§ **Given information**:
========

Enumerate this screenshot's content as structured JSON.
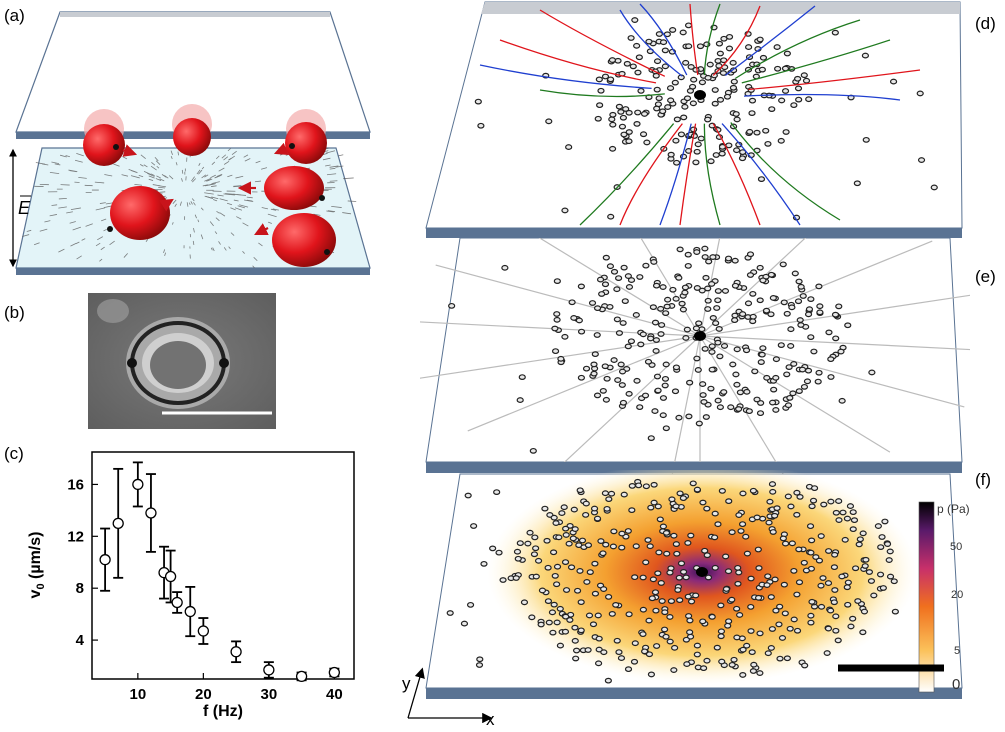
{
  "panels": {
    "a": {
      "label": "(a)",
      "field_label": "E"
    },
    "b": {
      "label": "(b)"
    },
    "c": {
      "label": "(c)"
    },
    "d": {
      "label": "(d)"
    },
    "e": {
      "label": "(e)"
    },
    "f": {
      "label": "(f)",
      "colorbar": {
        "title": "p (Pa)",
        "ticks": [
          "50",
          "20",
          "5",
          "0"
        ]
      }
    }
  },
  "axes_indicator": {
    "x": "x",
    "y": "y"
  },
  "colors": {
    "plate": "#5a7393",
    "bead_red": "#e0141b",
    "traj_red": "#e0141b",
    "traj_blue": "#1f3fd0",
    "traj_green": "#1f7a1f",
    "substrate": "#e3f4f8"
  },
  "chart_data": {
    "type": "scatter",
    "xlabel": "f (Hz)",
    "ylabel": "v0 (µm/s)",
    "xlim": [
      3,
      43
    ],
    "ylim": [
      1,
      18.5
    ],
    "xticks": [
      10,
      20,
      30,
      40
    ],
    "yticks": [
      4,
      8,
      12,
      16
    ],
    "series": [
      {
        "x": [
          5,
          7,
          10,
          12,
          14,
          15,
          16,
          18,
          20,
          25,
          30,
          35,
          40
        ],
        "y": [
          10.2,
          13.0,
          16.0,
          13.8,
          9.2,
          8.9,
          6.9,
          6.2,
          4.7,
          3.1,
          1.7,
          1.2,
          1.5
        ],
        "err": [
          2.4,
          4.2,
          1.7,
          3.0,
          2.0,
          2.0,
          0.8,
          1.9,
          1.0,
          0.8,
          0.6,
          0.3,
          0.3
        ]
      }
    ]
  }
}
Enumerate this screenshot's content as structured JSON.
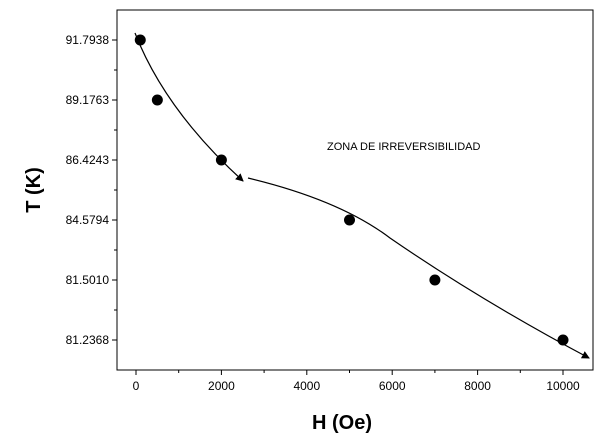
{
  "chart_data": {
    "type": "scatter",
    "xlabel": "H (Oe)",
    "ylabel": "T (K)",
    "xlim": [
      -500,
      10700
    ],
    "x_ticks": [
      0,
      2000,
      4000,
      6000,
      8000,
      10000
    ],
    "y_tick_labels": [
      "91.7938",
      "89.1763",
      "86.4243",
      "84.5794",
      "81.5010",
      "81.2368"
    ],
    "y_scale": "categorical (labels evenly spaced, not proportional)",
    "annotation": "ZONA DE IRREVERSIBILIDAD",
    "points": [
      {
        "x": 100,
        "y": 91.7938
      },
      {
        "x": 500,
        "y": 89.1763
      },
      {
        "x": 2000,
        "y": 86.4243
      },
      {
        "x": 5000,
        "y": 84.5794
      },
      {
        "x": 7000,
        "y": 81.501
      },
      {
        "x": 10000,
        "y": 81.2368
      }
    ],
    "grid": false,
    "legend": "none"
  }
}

========

Reproduce each entry verbatim, excluding any embedded images.

Enumerate this screenshot's content as structured JSON.
{
  "panels": {
    "a": {
      "label": "(a)",
      "field_label": "E"
    },
    "b": {
      "label": "(b)"
    },
    "c": {
      "label": "(c)"
    },
    "d": {
      "label": "(d)"
    },
    "e": {
      "label": "(e)"
    },
    "f": {
      "label": "(f)",
      "colorbar": {
        "title": "p (Pa)",
        "ticks": [
          "50",
          "20",
          "5",
          "0"
        ]
      }
    }
  },
  "axes_indicator": {
    "x": "x",
    "y": "y"
  },
  "colors": {
    "plate": "#5a7393",
    "bead_red": "#e0141b",
    "traj_red": "#e0141b",
    "traj_blue": "#1f3fd0",
    "traj_green": "#1f7a1f",
    "substrate": "#e3f4f8"
  },
  "chart_data": {
    "type": "scatter",
    "xlabel": "f (Hz)",
    "ylabel": "v0 (µm/s)",
    "xlim": [
      3,
      43
    ],
    "ylim": [
      1,
      18.5
    ],
    "xticks": [
      10,
      20,
      30,
      40
    ],
    "yticks": [
      4,
      8,
      12,
      16
    ],
    "series": [
      {
        "x": [
          5,
          7,
          10,
          12,
          14,
          15,
          16,
          18,
          20,
          25,
          30,
          35,
          40
        ],
        "y": [
          10.2,
          13.0,
          16.0,
          13.8,
          9.2,
          8.9,
          6.9,
          6.2,
          4.7,
          3.1,
          1.7,
          1.2,
          1.5
        ],
        "err": [
          2.4,
          4.2,
          1.7,
          3.0,
          2.0,
          2.0,
          0.8,
          1.9,
          1.0,
          0.8,
          0.6,
          0.3,
          0.3
        ]
      }
    ]
  }
}
Enumerate this screenshot's content as structured JSON.
{
  "chart_data": {
    "type": "scatter",
    "xlabel": "H (Oe)",
    "ylabel": "T (K)",
    "xlim": [
      -500,
      10700
    ],
    "x_ticks": [
      0,
      2000,
      4000,
      6000,
      8000,
      10000
    ],
    "y_tick_labels": [
      "91.7938",
      "89.1763",
      "86.4243",
      "84.5794",
      "81.5010",
      "81.2368"
    ],
    "y_scale": "categorical (labels evenly spaced, not proportional)",
    "annotation": "ZONA DE IRREVERSIBILIDAD",
    "points": [
      {
        "x": 100,
        "y": 91.7938
      },
      {
        "x": 500,
        "y": 89.1763
      },
      {
        "x": 2000,
        "y": 86.4243
      },
      {
        "x": 5000,
        "y": 84.5794
      },
      {
        "x": 7000,
        "y": 81.501
      },
      {
        "x": 10000,
        "y": 81.2368
      }
    ],
    "grid": false,
    "legend": "none"
  }
}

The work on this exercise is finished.